Dataset excerpt:
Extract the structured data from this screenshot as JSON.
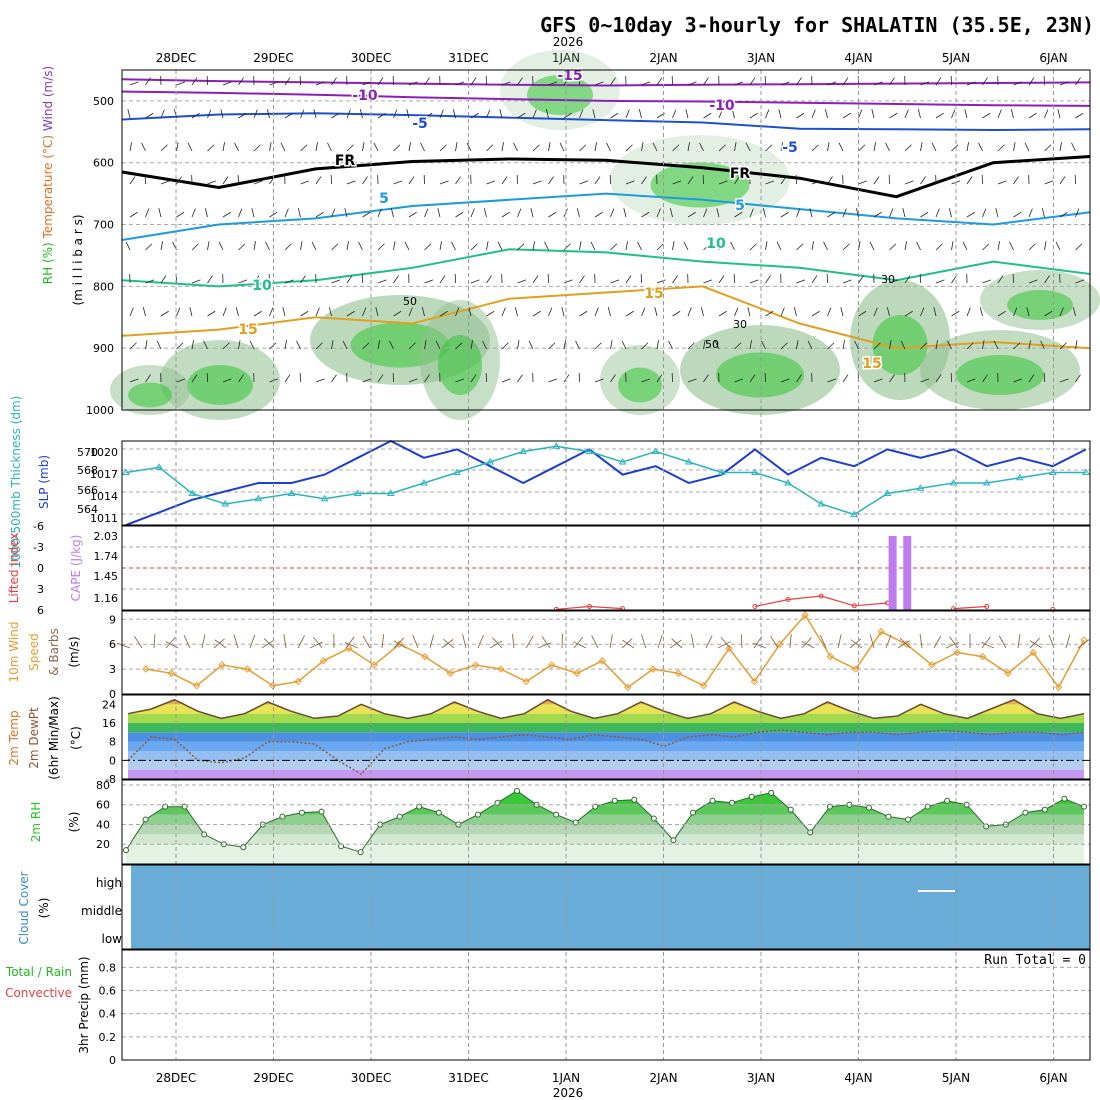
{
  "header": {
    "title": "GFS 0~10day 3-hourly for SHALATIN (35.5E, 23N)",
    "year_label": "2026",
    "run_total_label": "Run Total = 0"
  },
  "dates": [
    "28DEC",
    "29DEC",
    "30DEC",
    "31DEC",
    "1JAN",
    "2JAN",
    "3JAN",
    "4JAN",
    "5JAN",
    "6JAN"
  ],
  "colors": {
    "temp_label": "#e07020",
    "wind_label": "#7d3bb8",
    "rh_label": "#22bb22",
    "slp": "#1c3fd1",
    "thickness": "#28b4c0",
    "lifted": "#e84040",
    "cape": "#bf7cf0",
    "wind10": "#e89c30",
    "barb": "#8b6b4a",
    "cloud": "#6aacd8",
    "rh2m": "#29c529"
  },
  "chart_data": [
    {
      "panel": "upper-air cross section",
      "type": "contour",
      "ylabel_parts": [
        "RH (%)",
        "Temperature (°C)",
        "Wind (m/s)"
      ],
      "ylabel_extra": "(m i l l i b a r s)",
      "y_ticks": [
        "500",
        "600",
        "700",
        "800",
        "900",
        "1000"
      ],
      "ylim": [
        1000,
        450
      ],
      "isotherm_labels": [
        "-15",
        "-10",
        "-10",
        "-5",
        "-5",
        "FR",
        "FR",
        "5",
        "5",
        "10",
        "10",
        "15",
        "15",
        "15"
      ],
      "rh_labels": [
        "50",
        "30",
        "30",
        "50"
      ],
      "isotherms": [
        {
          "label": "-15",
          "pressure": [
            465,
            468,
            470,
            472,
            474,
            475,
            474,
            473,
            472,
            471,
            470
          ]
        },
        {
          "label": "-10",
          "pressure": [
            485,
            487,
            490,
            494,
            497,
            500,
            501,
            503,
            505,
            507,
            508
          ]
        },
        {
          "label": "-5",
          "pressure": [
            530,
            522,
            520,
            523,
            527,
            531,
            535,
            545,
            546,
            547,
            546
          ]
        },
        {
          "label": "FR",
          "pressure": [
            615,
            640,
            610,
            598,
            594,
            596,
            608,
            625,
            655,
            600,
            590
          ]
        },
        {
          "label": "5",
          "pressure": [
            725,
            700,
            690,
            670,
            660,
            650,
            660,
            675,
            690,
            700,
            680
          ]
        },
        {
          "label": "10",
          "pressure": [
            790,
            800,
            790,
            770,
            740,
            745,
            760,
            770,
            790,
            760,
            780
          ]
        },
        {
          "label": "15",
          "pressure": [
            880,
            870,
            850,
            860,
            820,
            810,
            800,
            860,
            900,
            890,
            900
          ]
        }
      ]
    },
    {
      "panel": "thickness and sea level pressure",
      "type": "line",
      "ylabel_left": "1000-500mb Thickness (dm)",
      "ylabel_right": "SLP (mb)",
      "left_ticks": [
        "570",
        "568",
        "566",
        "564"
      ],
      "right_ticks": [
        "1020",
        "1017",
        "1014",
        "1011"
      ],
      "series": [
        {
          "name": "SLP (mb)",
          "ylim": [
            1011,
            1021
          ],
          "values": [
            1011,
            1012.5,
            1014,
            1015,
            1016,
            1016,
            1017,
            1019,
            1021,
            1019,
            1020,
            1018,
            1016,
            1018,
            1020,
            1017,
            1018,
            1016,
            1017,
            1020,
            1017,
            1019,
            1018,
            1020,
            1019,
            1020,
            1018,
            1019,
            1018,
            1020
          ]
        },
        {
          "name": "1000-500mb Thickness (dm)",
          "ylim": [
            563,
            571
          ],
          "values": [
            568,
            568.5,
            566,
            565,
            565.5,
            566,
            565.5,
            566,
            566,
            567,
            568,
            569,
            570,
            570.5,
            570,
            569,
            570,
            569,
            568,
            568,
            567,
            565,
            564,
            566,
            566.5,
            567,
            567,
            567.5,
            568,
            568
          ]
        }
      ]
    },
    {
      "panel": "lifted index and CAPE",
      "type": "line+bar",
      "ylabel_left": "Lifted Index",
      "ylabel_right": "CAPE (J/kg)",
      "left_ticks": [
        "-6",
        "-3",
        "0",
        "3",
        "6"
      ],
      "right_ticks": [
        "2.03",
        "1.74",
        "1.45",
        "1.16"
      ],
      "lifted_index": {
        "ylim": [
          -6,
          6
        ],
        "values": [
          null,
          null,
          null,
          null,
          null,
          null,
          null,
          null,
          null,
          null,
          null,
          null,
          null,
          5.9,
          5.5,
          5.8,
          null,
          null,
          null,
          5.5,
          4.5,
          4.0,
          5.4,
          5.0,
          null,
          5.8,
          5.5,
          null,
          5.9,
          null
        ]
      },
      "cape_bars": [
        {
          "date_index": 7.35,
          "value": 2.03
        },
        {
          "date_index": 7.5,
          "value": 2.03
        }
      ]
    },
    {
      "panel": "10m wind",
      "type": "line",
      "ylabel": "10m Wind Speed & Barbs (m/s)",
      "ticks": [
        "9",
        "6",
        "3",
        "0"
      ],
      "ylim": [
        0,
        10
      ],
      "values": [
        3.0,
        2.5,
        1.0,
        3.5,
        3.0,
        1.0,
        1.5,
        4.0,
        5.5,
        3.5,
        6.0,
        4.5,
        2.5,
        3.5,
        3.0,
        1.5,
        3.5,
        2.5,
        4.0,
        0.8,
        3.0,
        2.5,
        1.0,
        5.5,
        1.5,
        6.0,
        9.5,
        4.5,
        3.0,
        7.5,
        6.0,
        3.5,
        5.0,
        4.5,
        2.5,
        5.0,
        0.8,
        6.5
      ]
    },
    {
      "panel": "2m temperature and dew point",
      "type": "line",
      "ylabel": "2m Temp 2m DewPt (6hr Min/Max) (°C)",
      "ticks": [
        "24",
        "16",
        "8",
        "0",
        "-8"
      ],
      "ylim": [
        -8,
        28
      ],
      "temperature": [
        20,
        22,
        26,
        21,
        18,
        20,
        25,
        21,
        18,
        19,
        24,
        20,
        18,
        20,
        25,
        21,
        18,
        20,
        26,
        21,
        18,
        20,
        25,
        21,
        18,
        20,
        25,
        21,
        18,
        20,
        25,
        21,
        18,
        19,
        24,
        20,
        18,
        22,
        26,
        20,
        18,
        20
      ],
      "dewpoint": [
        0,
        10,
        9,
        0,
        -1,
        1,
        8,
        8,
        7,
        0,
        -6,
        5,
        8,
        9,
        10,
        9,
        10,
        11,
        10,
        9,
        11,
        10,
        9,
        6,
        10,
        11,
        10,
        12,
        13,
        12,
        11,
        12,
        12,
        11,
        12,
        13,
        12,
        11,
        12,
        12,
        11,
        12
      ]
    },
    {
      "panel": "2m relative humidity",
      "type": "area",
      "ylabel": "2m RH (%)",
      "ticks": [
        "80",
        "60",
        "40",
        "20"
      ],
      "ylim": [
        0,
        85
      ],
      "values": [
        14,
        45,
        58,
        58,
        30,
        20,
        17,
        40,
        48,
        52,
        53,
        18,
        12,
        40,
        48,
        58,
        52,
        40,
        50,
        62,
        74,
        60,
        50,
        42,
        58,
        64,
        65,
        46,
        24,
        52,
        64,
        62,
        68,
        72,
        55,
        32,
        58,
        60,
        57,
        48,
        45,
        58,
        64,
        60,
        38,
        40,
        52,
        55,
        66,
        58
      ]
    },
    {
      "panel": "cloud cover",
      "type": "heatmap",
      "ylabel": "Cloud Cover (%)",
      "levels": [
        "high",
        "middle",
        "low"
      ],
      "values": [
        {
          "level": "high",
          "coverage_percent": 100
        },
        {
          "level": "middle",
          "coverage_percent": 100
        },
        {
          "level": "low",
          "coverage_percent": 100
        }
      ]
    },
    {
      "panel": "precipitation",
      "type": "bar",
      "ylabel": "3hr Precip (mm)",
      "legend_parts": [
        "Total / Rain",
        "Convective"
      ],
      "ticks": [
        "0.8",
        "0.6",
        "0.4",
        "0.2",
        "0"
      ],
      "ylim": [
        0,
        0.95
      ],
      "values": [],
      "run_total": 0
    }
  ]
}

**Your goal**
Check each line of the records for "type" and copy the ones that contain it.

**Written answer**
      "type": "contour",
      "type": "line",
      "type": "line+bar",
      "type": "line",
      "type": "line",
      "type": "area",
      "type": "heatmap",
      "type": "bar",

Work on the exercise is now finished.